# DIRECTION
Put each line of the material below into a Markdown table with two columns, Row for the row number and Material line for the line itself, and leave out any blank lines.

# Data listing
* begin *
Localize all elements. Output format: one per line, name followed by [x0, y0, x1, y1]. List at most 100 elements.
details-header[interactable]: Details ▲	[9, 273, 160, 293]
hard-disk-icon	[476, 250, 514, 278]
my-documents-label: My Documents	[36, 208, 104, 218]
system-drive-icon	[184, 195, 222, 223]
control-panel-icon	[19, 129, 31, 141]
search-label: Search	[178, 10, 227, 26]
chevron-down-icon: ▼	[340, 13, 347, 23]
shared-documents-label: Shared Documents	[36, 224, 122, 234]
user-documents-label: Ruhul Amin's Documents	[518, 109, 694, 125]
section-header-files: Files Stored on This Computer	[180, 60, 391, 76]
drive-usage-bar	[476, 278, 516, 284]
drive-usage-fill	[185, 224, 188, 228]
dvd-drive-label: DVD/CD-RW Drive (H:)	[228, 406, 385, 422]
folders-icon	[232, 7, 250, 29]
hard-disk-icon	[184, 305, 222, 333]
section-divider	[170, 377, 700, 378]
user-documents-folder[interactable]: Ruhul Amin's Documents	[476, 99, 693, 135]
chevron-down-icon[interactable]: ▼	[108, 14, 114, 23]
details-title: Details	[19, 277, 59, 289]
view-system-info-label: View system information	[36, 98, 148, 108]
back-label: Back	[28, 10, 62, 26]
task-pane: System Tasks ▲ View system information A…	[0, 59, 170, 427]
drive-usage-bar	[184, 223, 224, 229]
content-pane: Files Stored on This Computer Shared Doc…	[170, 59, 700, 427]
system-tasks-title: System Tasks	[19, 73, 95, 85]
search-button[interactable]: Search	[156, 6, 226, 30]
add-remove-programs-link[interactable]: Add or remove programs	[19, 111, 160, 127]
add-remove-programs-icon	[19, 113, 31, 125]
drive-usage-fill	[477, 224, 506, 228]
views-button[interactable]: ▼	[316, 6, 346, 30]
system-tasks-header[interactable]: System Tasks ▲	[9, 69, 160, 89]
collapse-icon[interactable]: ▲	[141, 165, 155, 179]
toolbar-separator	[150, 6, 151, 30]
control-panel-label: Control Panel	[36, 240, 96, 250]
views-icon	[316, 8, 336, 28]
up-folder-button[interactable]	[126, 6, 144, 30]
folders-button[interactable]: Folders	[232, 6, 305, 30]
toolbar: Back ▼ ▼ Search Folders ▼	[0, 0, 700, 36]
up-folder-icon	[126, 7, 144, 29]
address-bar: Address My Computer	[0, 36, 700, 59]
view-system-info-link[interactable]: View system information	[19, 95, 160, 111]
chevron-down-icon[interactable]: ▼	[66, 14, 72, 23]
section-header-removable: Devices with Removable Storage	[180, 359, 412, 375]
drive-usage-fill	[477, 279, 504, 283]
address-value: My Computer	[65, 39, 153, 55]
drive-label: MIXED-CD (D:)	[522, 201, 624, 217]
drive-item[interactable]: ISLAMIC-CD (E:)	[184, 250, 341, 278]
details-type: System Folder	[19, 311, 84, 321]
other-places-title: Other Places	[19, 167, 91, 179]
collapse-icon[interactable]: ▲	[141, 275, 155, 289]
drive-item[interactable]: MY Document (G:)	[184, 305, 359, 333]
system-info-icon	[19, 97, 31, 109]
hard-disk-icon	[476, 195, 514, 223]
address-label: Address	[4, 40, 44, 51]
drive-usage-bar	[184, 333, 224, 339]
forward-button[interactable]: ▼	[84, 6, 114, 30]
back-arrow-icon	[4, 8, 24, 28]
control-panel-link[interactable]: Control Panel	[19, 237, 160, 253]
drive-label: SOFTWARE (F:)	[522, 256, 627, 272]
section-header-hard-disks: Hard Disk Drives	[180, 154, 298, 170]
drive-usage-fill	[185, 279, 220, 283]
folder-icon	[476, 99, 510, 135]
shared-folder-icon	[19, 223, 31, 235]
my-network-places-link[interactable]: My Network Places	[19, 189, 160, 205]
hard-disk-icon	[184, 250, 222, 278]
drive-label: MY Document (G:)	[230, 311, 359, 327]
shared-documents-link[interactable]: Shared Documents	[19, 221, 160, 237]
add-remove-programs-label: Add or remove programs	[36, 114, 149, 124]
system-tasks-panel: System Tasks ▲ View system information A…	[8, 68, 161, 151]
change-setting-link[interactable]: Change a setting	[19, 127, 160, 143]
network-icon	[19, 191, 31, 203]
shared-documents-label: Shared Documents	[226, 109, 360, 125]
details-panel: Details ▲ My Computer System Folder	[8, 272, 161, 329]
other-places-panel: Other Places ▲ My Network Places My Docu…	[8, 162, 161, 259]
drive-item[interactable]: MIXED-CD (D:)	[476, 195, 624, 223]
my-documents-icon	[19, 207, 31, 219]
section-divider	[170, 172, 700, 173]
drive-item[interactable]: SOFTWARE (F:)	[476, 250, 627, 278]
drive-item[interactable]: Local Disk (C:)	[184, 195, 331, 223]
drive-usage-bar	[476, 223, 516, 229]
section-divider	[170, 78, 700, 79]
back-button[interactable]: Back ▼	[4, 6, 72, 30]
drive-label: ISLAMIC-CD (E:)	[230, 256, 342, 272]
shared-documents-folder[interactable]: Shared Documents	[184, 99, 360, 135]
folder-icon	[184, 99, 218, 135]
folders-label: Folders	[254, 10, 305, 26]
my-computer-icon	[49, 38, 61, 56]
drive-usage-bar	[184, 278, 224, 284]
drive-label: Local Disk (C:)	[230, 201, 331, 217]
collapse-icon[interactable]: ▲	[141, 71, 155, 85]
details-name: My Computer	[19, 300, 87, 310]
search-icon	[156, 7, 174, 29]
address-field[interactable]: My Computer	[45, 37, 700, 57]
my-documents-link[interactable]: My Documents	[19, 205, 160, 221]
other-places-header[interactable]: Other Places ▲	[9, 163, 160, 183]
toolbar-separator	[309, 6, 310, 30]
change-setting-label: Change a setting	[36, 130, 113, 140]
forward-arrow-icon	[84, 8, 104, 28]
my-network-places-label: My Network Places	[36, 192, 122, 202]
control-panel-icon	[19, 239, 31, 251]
* end *
# ANSWER TO THE TASK
| Row | Material line |
|---|---|
| 1 | Localize all elements. Output format: one per line, name followed by [x0, y0, x1, y1]. List at most 100 elements. |
| 2 | details-header[interactable]: Details ▲	[9, 273, 160, 293] |
| 3 | hard-disk-icon	[476, 250, 514, 278] |
| 4 | my-documents-label: My Documents	[36, 208, 104, 218] |
| 5 | system-drive-icon	[184, 195, 222, 223] |
| 6 | control-panel-icon	[19, 129, 31, 141] |
| 7 | search-label: Search	[178, 10, 227, 26] |
| 8 | chevron-down-icon: ▼	[340, 13, 347, 23] |
| 9 | shared-documents-label: Shared Documents	[36, 224, 122, 234] |
| 10 | user-documents-label: Ruhul Amin's Documents	[518, 109, 694, 125] |
| 11 | section-header-files: Files Stored on This Computer	[180, 60, 391, 76] |
| 12 | drive-usage-bar	[476, 278, 516, 284] |
| 13 | drive-usage-fill	[185, 224, 188, 228] |
| 14 | dvd-drive-label: DVD/CD-RW Drive (H:)	[228, 406, 385, 422] |
| 15 | folders-icon	[232, 7, 250, 29] |
| 16 | hard-disk-icon	[184, 305, 222, 333] |
| 17 | section-divider	[170, 377, 700, 378] |
| 18 | user-documents-folder[interactable]: Ruhul Amin's Documents	[476, 99, 693, 135] |
| 19 | chevron-down-icon[interactable]: ▼	[108, 14, 114, 23] |
| 20 | details-title: Details	[19, 277, 59, 289] |
| 21 | view-system-info-label: View system information	[36, 98, 148, 108] |
| 22 | back-label: Back	[28, 10, 62, 26] |
| 23 | task-pane: System Tasks ▲ View system information A…	[0, 59, 170, 427] |
| 24 | drive-usage-bar	[184, 223, 224, 229] |
| 25 | content-pane: Files Stored on This Computer Shared Doc…	[170, 59, 700, 427] |
| 26 | system-tasks-title: System Tasks	[19, 73, 95, 85] |
| 27 | search-button[interactable]: Search	[156, 6, 226, 30] |
| 28 | add-remove-programs-link[interactable]: Add or remove programs	[19, 111, 160, 127] |
| 29 | add-remove-programs-icon	[19, 113, 31, 125] |
| 30 | drive-usage-fill	[477, 224, 506, 228] |
| 31 | views-button[interactable]: ▼	[316, 6, 346, 30] |
| 32 | system-tasks-header[interactable]: System Tasks ▲	[9, 69, 160, 89] |
| 33 | collapse-icon[interactable]: ▲	[141, 165, 155, 179] |
| 34 | toolbar-separator	[150, 6, 151, 30] |
| 35 | control-panel-label: Control Panel	[36, 240, 96, 250] |
| 36 | views-icon	[316, 8, 336, 28] |
| 37 | up-folder-button[interactable]	[126, 6, 144, 30] |
| 38 | folders-button[interactable]: Folders	[232, 6, 305, 30] |
| 39 | toolbar: Back ▼ ▼ Search Folders ▼	[0, 0, 700, 36] |
| 40 | up-folder-icon	[126, 7, 144, 29] |
| 41 | address-bar: Address My Computer	[0, 36, 700, 59] |
| 42 | view-system-info-link[interactable]: View system information	[19, 95, 160, 111] |
| 43 | chevron-down-icon[interactable]: ▼	[66, 14, 72, 23] |
| 44 | section-header-removable: Devices with Removable Storage	[180, 359, 412, 375] |
| 45 | drive-usage-fill	[477, 279, 504, 283] |
| 46 | address-value: My Computer	[65, 39, 153, 55] |
| 47 | drive-label: MIXED-CD (D:)	[522, 201, 624, 217] |
| 48 | drive-item[interactable]: ISLAMIC-CD (E:)	[184, 250, 341, 278] |
| 49 | details-type: System Folder	[19, 311, 84, 321] |
| 50 | other-places-title: Other Places	[19, 167, 91, 179] |
| 51 | collapse-icon[interactable]: ▲	[141, 275, 155, 289] |
| 52 | drive-item[interactable]: MY Document (G:)	[184, 305, 359, 333] |
| 53 | system-info-icon	[19, 97, 31, 109] |
| 54 | hard-disk-icon	[476, 195, 514, 223] |
| 55 | address-label: Address	[4, 40, 44, 51] |
| 56 | drive-usage-bar	[184, 333, 224, 339] |
| 57 | forward-button[interactable]: ▼	[84, 6, 114, 30] |
| 58 | back-arrow-icon	[4, 8, 24, 28] |
| 59 | control-panel-link[interactable]: Control Panel	[19, 237, 160, 253] |
| 60 | drive-label: SOFTWARE (F:)	[522, 256, 627, 272] |
| 61 | section-header-hard-disks: Hard Disk Drives	[180, 154, 298, 170] |
| 62 | drive-usage-fill	[185, 279, 220, 283] |
| 63 | folder-icon	[476, 99, 510, 135] |
| 64 | shared-folder-icon	[19, 223, 31, 235] |
| 65 | my-network-places-link[interactable]: My Network Places	[19, 189, 160, 205] |
| 66 | hard-disk-icon	[184, 250, 222, 278] |
| 67 | drive-label: MY Document (G:)	[230, 311, 359, 327] |
| 68 | shared-documents-link[interactable]: Shared Documents	[19, 221, 160, 237] |
| 69 | add-remove-programs-label: Add or remove programs	[36, 114, 149, 124] |
| 70 | system-tasks-panel: System Tasks ▲ View system information A…	[8, 68, 161, 151] |
| 71 | change-setting-link[interactable]: Change a setting	[19, 127, 160, 143] |
| 72 | network-icon	[19, 191, 31, 203] |
| 73 | shared-documents-label: Shared Documents	[226, 109, 360, 125] |
| 74 | details-panel: Details ▲ My Computer System Folder	[8, 272, 161, 329] |
| 75 | other-places-panel: Other Places ▲ My Network Places My Docu…	[8, 162, 161, 259] |
| 76 | drive-item[interactable]: MIXED-CD (D:)	[476, 195, 624, 223] |
| 77 | my-documents-icon	[19, 207, 31, 219] |
| 78 | section-divider	[170, 172, 700, 173] |
| 79 | drive-item[interactable]: SOFTWARE (F:)	[476, 250, 627, 278] |
| 80 | drive-item[interactable]: Local Disk (C:)	[184, 195, 331, 223] |
| 81 | drive-usage-bar	[476, 223, 516, 229] |
| 82 | section-divider	[170, 78, 700, 79] |
| 83 | back-button[interactable]: Back ▼	[4, 6, 72, 30] |
| 84 | drive-label: ISLAMIC-CD (E:)	[230, 256, 342, 272] |
| 85 | shared-documents-folder[interactable]: Shared Documents	[184, 99, 360, 135] |
| 86 | folder-icon	[184, 99, 218, 135] |
| 87 | folders-label: Folders	[254, 10, 305, 26] |
| 88 | my-computer-icon	[49, 38, 61, 56] |
| 89 | drive-usage-bar	[184, 278, 224, 284] |
| 90 | drive-label: Local Disk (C:)	[230, 201, 331, 217] |
| 91 | collapse-icon[interactable]: ▲	[141, 71, 155, 85] |
| 92 | details-name: My Computer	[19, 300, 87, 310] |
| 93 | search-icon	[156, 7, 174, 29] |
| 94 | address-field[interactable]: My Computer	[45, 37, 700, 57] |
| 95 | my-documents-link[interactable]: My Documents	[19, 205, 160, 221] |
| 96 | other-places-header[interactable]: Other Places ▲	[9, 163, 160, 183] |
| 97 | toolbar-separator	[309, 6, 310, 30] |
| 98 | change-setting-label: Change a setting	[36, 130, 113, 140] |
| 99 | forward-arrow-icon	[84, 8, 104, 28] |
| 100 | my-network-places-label: My Network Places	[36, 192, 122, 202] |
| 101 | control-panel-icon	[19, 239, 31, 251] |